### Given problem
Extract the full listing verbatim and drop any pictures from your copy.

### Supplied records

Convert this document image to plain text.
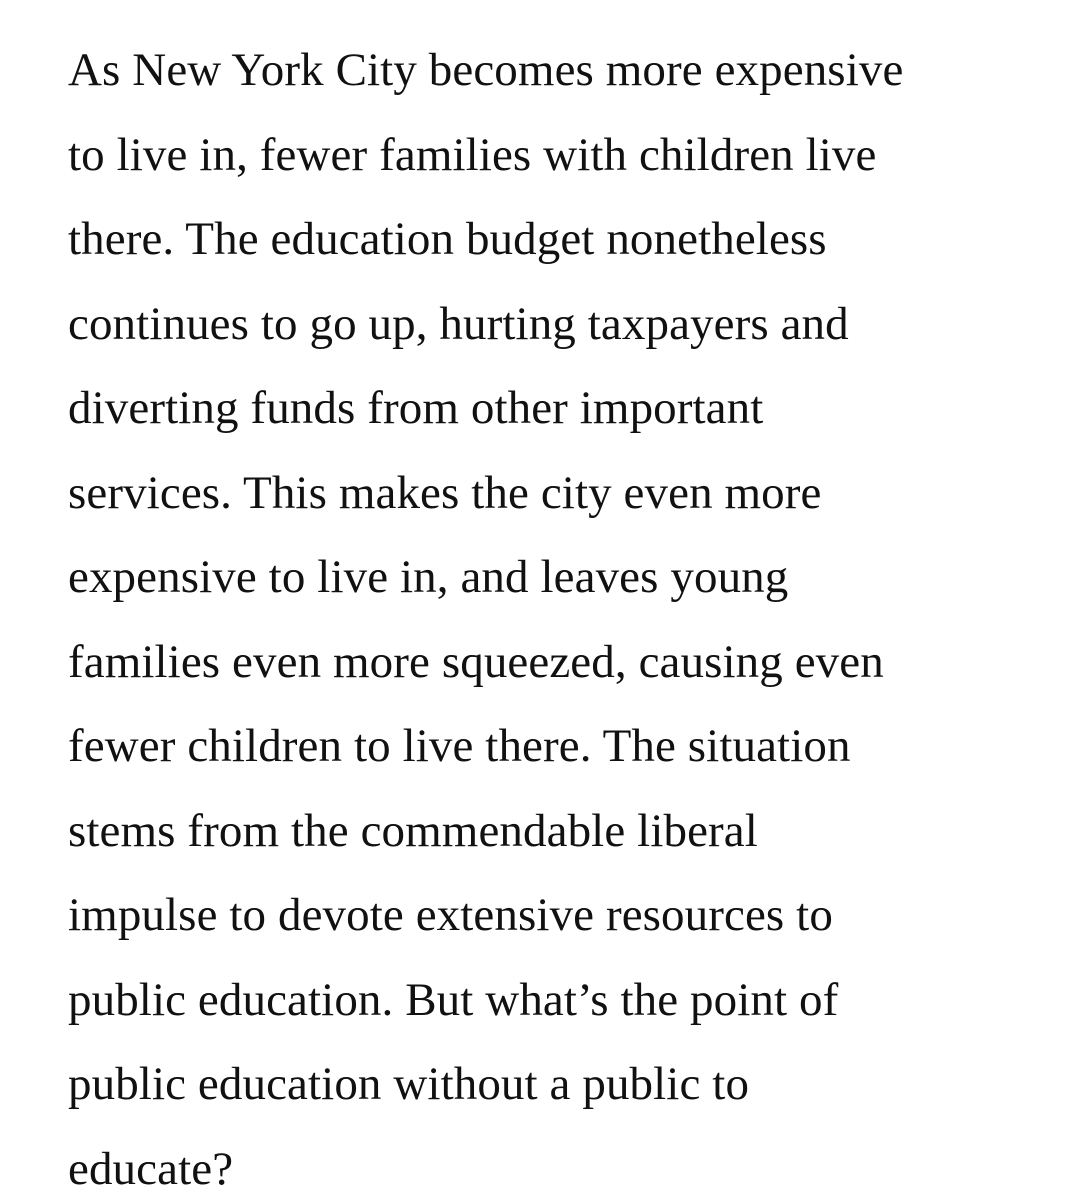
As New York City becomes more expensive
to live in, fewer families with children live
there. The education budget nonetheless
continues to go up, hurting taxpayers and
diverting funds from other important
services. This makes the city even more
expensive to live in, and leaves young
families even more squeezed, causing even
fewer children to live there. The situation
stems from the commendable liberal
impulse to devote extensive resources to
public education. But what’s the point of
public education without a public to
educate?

### The solution
Convert this document image to plain text.
As New York City becomes more expensive
to live in, fewer families with children live
there. The education budget nonetheless
continues to go up, hurting taxpayers and
diverting funds from other important
services. This makes the city even more
expensive to live in, and leaves young
families even more squeezed, causing even
fewer children to live there. The situation
stems from the commendable liberal
impulse to devote extensive resources to
public education. But what’s the point of
public education without a public to
educate?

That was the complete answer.